Output all of the entries below precisely as written.

___

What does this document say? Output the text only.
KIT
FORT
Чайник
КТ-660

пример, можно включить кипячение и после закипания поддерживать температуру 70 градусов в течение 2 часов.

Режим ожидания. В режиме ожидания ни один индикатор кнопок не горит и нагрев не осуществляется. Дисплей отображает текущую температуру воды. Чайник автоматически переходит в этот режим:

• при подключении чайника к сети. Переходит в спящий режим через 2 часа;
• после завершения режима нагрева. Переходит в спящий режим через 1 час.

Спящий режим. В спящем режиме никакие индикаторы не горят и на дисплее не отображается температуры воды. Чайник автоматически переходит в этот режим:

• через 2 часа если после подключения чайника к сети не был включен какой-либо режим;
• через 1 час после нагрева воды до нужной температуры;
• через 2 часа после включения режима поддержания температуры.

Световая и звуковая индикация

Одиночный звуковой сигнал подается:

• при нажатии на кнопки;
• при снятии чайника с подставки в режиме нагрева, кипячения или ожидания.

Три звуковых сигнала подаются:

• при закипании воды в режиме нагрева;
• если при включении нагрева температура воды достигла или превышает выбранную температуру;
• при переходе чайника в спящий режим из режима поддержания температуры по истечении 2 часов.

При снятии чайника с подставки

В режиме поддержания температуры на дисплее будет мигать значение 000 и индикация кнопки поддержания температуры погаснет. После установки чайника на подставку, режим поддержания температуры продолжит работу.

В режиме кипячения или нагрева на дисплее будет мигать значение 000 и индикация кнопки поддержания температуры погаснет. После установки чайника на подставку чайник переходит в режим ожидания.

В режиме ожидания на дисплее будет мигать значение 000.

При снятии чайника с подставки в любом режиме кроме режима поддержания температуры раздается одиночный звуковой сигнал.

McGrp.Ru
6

___

Written response ▸
What does this document say? Output the text only.
KIT
FORT
Чайник
КТ-660

пример, можно включить кипячение и после закипания поддерживать температуру 70 градусов в течение 2 часов.

Режим ожидания. В режиме ожидания ни один индикатор кнопок не горит и нагрев не осуществляется. Дисплей отображает текущую температуру воды. Чайник автоматически переходит в этот режим:

• при подключении чайника к сети. Переходит в спящий режим через 2 часа;
• после завершения режима нагрева. Переходит в спящий режим через 1 час.

Спящий режим. В спящем режиме никакие индикаторы не горят и на дисплее не отображается температуры воды. Чайник автоматически переходит в этот режим:

• через 2 часа если после подключения чайника к сети не был включен какой-либо режим;
• через 1 час после нагрева воды до нужной температуры;
• через 2 часа после включения режима поддержания температуры.

Световая и звуковая индикация

Одиночный звуковой сигнал подается:

• при нажатии на кнопки;
• при снятии чайника с подставки в режиме нагрева, кипячения или ожидания.

Три звуковых сигнала подаются:

• при закипании воды в режиме нагрева;
• если при включении нагрева температура воды достигла или превышает выбранную температуру;
• при переходе чайника в спящий режим из режима поддержания температуры по истечении 2 часов.

При снятии чайника с подставки

В режиме поддержания температуры на дисплее будет мигать значение 000 и индикация кнопки поддержания температуры погаснет. После установки чайника на подставку, режим поддержания температуры продолжит работу.

В режиме кипячения или нагрева на дисплее будет мигать значение 000 и индикация кнопки поддержания температуры погаснет. После установки чайника на подставку чайник переходит в режим ожидания.

В режиме ожидания на дисплее будет мигать значение 000.

При снятии чайника с подставки в любом режиме кроме режима поддержания температуры раздается одиночный звуковой сигнал.

McGrp.Ru
6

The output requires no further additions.